■ **Assignment 1**
Answer these questions from the comments shown:
(a) What workaround does the first line say only a few people found?
(b) What kind of file had the writer hoped Word would also accept as a data source?
(c) Which four letters at the top of the keyboard were tested?
■ **Assignment 2**
Update the comments shown: write them out again, beginning at the words "PS: Initially I'd" and stopping after "will not work.", with "hot-key combinations" replaced by "shortcut combinations".

[Text shown — start]

And even only a few people found the DefaultCPG workaround.

So what's the correct way to programmatically create/open text data sources for Word Mailings with the correct encoding?

Stefan

Thursday, November 20, 2008 4:42 AM by Stefan

# re: Keyboard Customizations and Macros in WordMail

PS: Initially I'd hoped Word would also accept simple XML-Files (where you can give the encoding parameter within the file) as data source, Unfortunately it doesn't yet. Having to create OpenXML just to get a data source with the correct encoding would be no realistic option for many developers. :-/

Thursday, November 20, 2008 8:23 AM by Stefan

# re: Keyboard Customizations and Macros in WordMail

Hi Zeyad,

I hope your bug report won't be limited to the few keys mentioned in your posting. In my testing of the first 4 letters at the top of the keyboard (QWER), the majority of hot-key combinations did not work. The following did not work: Ctrl+Q, Ctrl+Shift+Q, Ctrl+Shift+W, Ctrl+E, Ctrl+Shift+E, Ctrl+R, Ctrl+Shift+R. Based on this small sample, it is fair to assume that the majority of key reassignments will not work.

[Text shown — finish]
[Extracted data — start]

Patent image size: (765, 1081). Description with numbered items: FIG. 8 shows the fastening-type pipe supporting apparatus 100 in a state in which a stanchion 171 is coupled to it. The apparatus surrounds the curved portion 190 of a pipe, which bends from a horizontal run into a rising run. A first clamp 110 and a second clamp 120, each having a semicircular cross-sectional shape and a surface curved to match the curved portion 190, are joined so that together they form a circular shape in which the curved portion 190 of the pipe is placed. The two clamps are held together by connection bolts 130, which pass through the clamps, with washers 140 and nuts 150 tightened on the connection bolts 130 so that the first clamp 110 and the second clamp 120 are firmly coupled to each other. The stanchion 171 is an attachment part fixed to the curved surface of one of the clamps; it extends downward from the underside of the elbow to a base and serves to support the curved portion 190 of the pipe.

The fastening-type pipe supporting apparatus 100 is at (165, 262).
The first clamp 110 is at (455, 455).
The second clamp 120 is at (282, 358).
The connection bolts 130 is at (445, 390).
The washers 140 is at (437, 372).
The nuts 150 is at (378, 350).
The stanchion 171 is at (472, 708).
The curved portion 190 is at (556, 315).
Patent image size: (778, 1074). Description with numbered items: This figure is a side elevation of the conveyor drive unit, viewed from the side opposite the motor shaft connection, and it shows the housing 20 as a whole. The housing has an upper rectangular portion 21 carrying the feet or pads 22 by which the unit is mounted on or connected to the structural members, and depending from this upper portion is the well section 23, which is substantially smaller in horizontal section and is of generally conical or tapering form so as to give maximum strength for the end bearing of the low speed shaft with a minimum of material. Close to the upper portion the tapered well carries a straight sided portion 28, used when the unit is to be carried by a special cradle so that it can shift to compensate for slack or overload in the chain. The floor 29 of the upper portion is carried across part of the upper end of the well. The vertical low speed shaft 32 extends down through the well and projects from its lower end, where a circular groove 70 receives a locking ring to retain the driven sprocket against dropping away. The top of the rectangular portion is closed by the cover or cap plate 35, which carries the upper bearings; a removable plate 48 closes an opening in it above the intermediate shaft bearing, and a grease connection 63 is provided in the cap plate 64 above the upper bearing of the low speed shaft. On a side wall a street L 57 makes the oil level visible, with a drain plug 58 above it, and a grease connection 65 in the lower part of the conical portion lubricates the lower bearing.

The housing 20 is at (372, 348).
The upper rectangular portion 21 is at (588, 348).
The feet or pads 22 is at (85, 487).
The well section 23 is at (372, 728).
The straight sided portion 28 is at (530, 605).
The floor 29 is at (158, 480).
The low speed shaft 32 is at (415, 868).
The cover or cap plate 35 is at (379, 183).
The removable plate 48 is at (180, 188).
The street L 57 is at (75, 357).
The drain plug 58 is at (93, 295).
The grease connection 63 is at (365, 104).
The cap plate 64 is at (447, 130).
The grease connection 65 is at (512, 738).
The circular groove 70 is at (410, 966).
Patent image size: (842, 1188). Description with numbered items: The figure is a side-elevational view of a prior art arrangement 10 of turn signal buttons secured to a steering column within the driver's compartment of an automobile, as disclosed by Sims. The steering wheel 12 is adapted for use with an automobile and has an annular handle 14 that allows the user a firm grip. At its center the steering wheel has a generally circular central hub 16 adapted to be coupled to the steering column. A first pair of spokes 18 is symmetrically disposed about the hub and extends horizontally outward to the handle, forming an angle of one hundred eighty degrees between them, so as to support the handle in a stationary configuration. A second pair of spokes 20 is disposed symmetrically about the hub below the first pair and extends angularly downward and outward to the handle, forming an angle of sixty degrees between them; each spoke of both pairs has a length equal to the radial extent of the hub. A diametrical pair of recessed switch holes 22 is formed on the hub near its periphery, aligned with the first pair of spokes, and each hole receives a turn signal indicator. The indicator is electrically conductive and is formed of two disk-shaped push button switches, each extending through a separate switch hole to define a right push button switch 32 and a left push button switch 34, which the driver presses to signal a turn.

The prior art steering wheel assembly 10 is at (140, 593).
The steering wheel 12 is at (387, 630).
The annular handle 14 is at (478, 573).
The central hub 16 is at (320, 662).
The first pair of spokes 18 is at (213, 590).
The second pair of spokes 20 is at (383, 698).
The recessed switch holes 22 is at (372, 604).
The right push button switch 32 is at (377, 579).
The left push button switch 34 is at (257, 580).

[Extracted data — finish]

■ **Response area 1**
(a) The DefaultCPG workaround.
(b) Simple XML files.
(c) Q, W, E and R (QWER).

■ **Response area 2**
PS: Initially I'd hoped Word would also accept simple XML-Files (where you can give the encoding parameter within the file) as data source, Unfortunately it doesn't yet. Having to create OpenXML just to get a data source with the correct encoding would be no realistic option for many developers. :-/

Thursday, November 20, 2008 8:23 AM by Stefan

# re: Keyboard Customizations and Macros in WordMail

Hi Zeyad,

I hope your bug report won't be limited to the few keys mentioned in your posting. In my testing of the first 4 letters at the top of the keyboard (QWER), the majority of shortcut combinations did not work. The following did not work: Ctrl+Q, Ctrl+Shift+Q, Ctrl+Shift+W, Ctrl+E, Ctrl+Shift+E, Ctrl+R, Ctrl+Shift+R. Based on this small sample, it is fair to assume that the majority of key reassignments will not work.